**OBJECTIVE:** Search the material for the string "JSON", then return every line where it is found.
__________
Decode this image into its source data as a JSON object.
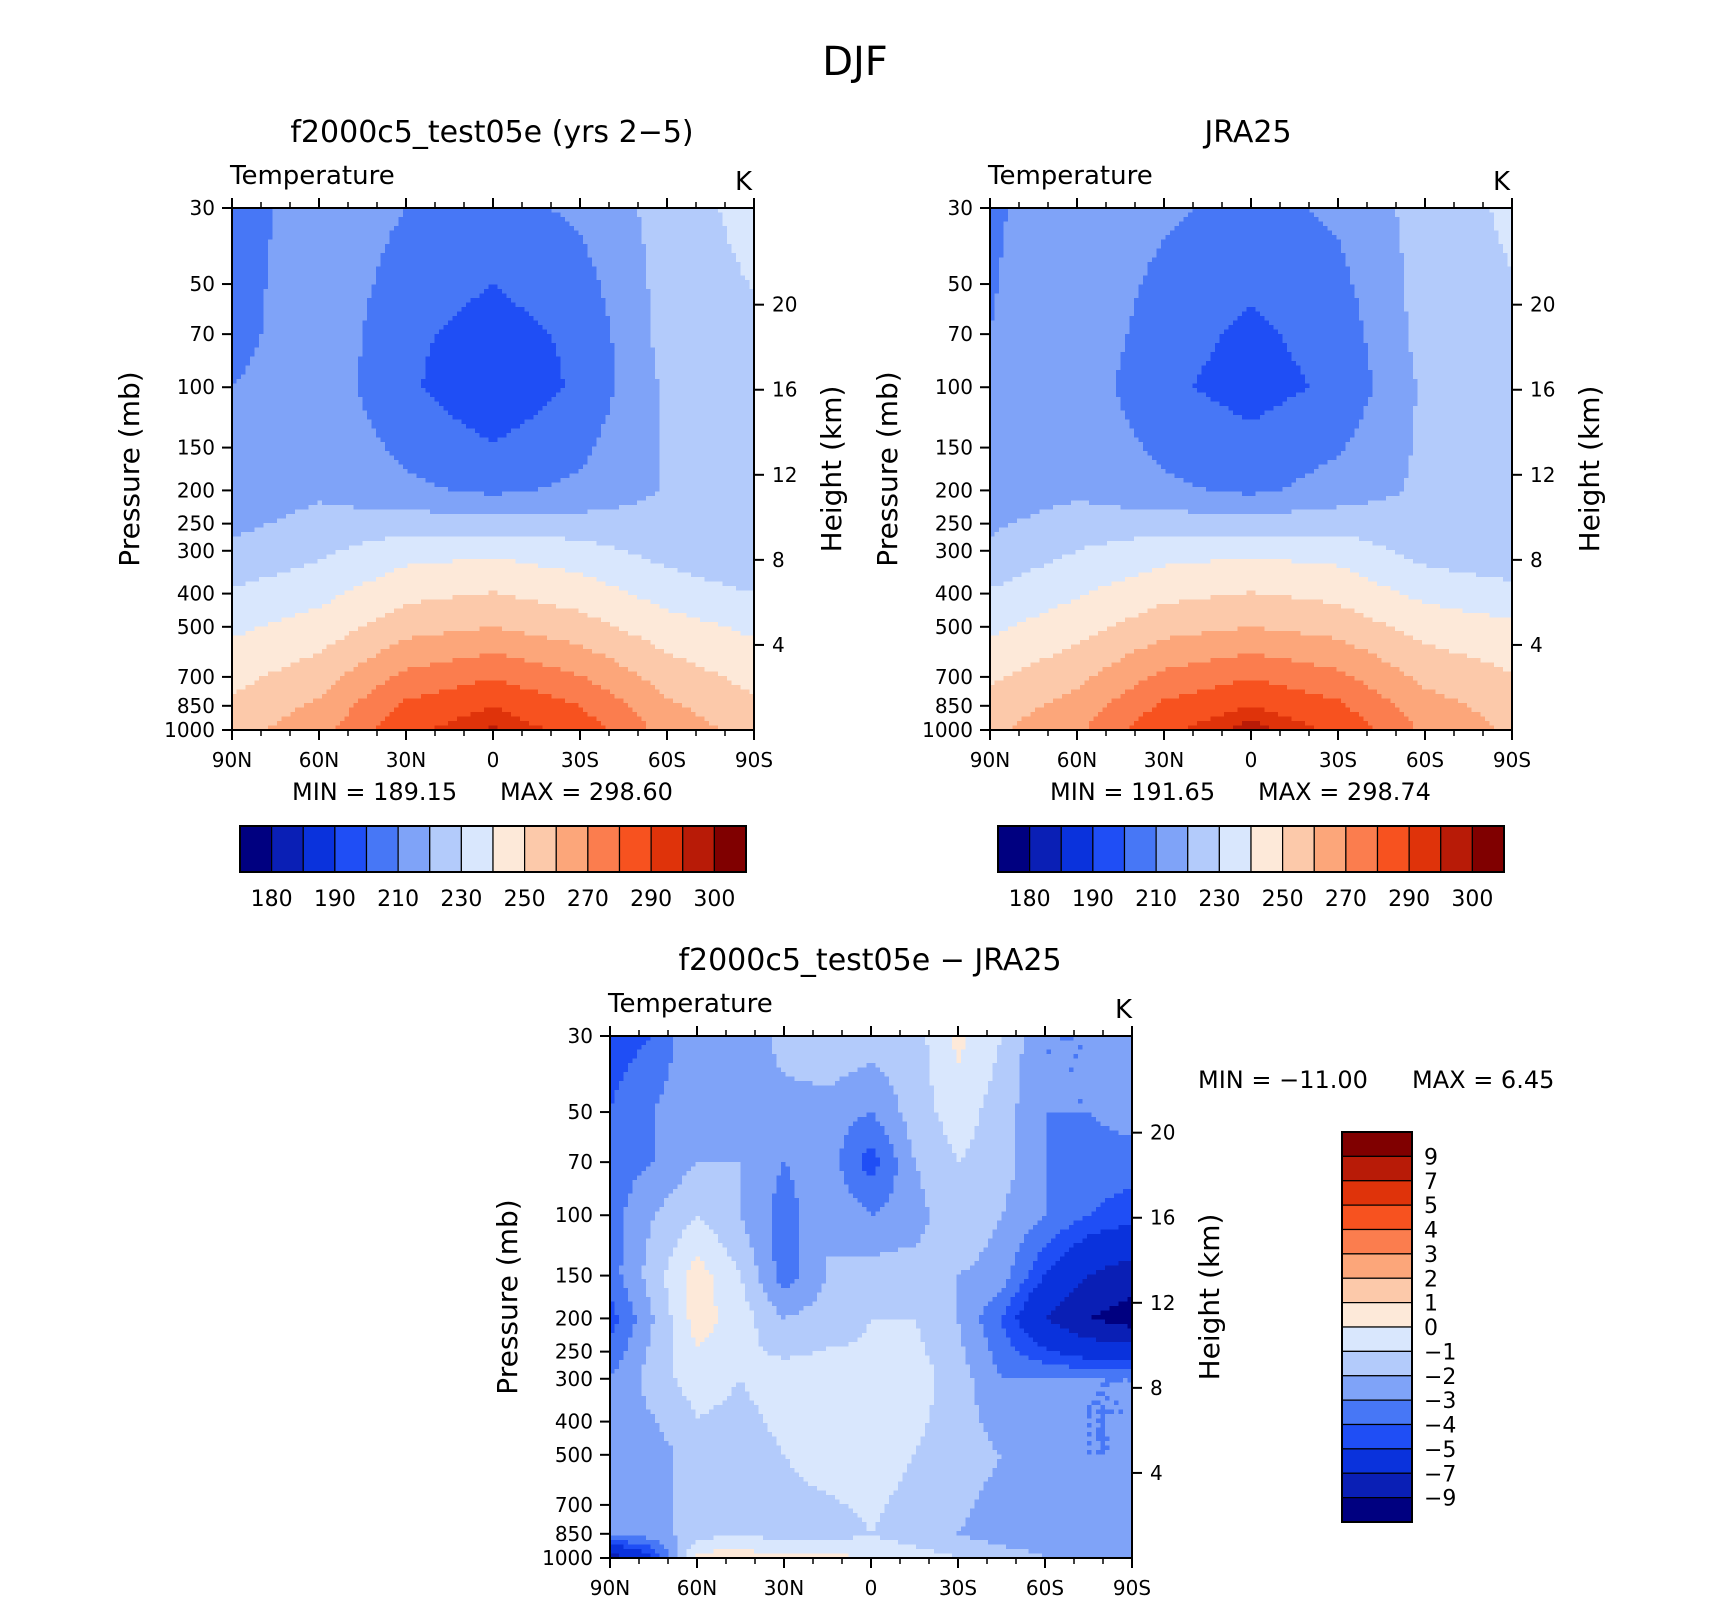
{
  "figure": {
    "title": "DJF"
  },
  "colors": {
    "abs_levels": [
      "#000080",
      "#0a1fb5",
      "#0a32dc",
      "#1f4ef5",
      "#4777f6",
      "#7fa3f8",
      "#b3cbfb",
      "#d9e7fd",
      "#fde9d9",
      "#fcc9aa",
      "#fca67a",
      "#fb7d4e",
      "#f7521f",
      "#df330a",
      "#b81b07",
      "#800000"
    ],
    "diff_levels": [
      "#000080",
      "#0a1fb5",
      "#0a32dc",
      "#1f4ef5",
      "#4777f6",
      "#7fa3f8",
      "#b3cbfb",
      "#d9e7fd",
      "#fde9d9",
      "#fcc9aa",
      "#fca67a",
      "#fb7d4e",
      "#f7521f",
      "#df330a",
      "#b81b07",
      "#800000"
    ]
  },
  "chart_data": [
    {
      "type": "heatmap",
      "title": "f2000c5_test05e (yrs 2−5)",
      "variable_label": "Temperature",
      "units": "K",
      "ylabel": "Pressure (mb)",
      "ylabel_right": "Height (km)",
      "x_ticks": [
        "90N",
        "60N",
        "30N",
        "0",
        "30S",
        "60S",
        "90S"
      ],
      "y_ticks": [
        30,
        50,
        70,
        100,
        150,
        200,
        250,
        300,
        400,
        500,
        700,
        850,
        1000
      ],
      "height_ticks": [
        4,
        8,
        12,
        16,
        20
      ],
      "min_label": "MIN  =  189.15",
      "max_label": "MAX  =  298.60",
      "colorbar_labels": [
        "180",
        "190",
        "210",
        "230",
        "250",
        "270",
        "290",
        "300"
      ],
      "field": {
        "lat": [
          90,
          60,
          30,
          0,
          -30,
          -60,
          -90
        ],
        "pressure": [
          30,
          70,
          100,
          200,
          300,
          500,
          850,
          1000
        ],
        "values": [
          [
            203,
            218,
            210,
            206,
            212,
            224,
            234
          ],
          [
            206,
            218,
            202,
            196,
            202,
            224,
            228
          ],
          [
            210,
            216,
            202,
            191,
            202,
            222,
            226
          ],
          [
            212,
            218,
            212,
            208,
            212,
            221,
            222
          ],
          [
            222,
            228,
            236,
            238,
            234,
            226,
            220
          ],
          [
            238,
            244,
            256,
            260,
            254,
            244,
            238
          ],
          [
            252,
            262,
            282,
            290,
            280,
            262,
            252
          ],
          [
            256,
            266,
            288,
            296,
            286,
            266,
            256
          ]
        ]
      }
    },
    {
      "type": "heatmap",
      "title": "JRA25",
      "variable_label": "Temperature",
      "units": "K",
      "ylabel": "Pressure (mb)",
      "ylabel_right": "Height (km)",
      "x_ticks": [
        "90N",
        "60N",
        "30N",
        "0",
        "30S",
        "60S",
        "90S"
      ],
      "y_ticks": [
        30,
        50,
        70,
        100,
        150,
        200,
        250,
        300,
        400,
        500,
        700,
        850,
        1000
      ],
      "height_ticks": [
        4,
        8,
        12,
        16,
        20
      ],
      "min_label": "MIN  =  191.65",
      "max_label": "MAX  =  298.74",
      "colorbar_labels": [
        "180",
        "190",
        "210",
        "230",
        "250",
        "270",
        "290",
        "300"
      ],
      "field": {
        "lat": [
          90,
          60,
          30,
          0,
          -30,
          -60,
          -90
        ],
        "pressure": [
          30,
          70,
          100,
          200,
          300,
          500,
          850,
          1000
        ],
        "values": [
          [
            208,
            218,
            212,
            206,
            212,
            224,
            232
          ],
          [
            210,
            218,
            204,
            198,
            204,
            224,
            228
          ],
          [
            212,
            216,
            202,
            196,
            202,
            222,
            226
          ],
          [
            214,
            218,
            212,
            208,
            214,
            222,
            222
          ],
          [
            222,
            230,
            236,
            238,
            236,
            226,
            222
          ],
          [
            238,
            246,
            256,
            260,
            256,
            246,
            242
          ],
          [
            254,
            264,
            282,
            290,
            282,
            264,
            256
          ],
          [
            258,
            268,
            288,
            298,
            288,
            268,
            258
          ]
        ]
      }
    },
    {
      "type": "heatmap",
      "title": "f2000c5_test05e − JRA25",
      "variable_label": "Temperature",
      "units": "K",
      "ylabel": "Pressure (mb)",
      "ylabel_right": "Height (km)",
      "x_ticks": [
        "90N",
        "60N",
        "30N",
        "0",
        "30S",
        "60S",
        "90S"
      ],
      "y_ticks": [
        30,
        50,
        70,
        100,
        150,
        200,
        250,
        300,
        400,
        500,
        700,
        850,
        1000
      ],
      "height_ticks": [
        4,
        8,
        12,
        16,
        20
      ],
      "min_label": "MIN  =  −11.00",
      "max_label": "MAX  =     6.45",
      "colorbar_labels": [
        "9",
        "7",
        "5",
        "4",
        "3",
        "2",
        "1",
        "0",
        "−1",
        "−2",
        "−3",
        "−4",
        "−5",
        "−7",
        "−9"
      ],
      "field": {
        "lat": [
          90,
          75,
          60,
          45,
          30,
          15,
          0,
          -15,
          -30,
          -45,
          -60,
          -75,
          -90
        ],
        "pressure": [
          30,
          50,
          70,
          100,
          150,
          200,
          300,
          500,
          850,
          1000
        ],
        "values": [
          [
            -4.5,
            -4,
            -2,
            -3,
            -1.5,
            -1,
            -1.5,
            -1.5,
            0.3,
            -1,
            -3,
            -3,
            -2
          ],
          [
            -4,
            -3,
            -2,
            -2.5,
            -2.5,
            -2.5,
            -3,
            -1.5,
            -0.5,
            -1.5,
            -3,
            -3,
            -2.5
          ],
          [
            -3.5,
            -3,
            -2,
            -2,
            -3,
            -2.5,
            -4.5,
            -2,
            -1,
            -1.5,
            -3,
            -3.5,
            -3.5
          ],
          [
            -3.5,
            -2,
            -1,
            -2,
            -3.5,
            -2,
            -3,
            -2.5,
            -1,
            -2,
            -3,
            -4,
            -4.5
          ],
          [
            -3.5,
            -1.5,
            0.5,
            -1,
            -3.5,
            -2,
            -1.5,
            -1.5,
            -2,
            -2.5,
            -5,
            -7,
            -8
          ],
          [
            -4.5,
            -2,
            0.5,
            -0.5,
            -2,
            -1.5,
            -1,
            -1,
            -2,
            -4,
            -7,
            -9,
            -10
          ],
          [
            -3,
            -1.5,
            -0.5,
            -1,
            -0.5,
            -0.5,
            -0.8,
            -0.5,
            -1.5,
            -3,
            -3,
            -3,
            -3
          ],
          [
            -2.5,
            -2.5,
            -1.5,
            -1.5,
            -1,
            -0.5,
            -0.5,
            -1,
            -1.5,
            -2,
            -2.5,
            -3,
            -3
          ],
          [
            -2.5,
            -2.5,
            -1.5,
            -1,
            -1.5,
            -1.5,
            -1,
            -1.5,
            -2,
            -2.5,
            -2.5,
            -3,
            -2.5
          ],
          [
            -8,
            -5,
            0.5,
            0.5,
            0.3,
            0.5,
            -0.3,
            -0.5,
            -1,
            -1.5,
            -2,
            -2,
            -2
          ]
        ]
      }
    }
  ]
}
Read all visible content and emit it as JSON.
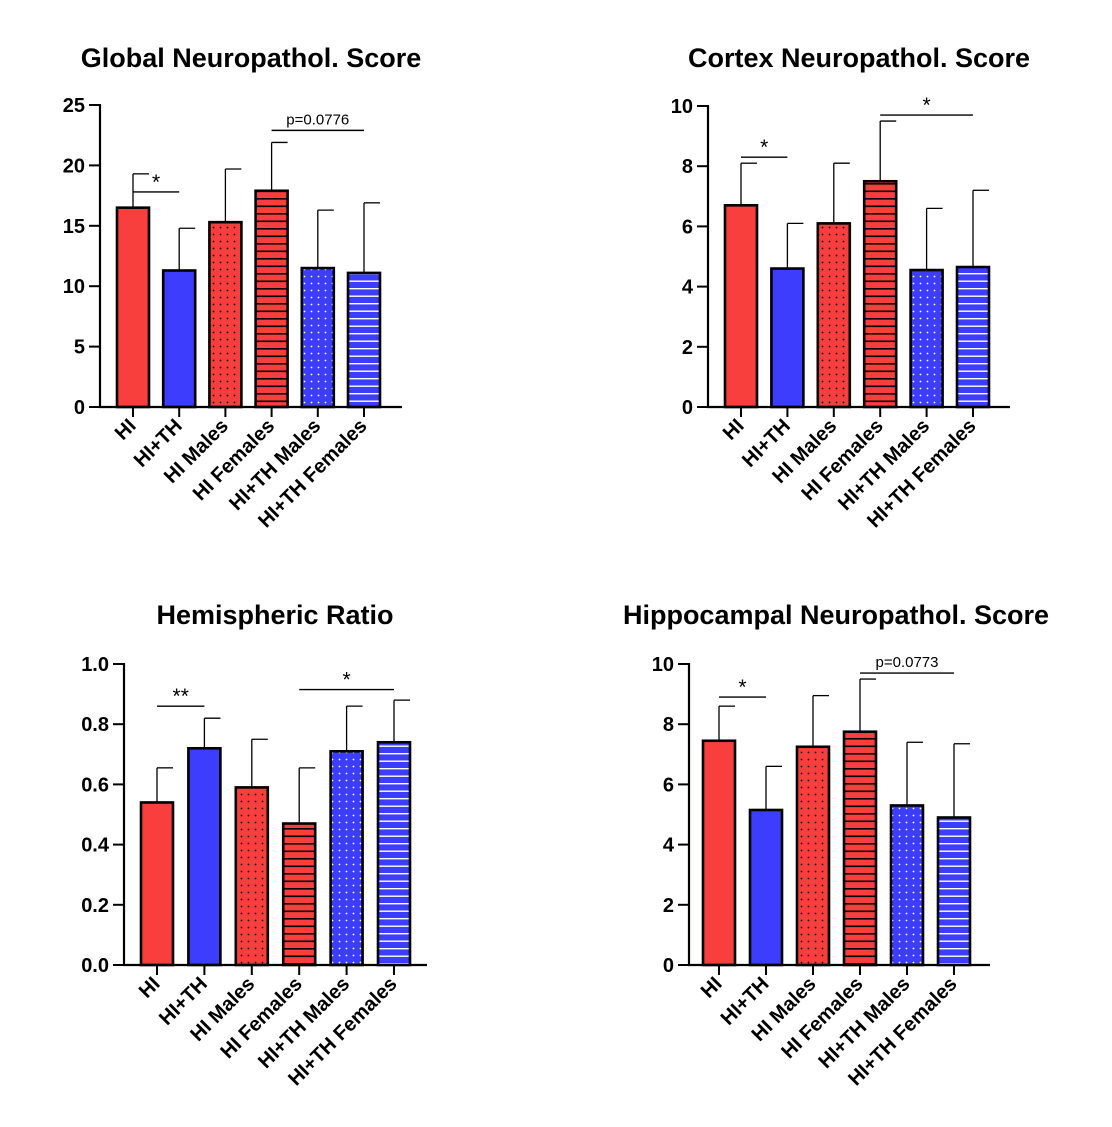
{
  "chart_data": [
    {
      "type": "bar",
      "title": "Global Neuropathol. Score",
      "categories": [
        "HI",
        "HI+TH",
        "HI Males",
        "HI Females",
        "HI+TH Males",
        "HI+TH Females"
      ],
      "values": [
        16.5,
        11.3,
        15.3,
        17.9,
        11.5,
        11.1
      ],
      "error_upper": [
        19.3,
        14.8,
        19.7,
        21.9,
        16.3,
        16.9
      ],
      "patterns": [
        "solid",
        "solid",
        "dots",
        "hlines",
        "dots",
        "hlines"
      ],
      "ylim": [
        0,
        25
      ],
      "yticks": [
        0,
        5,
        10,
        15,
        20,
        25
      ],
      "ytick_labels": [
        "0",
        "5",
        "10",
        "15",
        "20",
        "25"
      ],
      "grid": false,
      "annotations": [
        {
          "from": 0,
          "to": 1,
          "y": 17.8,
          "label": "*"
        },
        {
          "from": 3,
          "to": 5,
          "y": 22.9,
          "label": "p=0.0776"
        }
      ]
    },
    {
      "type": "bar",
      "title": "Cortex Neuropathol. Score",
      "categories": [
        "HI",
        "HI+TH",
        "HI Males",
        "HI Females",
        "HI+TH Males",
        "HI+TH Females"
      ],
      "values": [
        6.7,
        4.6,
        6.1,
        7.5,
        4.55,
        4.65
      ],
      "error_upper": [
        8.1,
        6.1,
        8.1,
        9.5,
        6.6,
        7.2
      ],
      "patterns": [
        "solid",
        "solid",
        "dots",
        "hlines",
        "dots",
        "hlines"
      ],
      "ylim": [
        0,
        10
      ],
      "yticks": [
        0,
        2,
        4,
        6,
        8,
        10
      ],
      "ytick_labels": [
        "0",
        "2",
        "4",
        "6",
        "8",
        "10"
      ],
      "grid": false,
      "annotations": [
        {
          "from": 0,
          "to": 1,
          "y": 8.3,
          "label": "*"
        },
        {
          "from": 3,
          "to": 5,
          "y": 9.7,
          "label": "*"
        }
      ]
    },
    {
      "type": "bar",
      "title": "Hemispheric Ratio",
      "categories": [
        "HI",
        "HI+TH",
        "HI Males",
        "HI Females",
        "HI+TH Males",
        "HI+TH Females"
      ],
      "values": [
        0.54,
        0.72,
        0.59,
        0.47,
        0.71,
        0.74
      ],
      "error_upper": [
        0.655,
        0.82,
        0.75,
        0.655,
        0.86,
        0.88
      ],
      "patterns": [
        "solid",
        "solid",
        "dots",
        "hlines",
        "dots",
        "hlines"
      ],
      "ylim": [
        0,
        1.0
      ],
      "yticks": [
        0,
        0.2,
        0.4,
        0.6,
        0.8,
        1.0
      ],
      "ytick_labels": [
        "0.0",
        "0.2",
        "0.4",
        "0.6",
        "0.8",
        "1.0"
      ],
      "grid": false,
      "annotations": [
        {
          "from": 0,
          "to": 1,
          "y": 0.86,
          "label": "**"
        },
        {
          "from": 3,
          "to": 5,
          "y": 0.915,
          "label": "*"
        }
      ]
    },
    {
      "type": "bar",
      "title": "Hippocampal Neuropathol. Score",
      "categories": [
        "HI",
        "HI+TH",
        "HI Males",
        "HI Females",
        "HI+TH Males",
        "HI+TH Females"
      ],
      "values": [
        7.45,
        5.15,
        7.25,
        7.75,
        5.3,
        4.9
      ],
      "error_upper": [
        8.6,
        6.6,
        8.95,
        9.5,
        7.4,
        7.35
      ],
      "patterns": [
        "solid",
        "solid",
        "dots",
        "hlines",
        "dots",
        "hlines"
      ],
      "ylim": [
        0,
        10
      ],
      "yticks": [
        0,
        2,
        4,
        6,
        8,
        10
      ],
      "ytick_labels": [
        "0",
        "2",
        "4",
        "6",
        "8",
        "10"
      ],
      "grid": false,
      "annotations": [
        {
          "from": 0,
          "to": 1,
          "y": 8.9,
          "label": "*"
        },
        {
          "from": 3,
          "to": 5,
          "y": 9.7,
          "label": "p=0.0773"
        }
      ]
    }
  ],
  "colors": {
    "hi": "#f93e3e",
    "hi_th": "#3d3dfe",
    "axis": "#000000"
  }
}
__________
**CORRECT OUTPUT:**
Decode this image into its source data as a JSON object.
Read all visible content and emit it as JSON.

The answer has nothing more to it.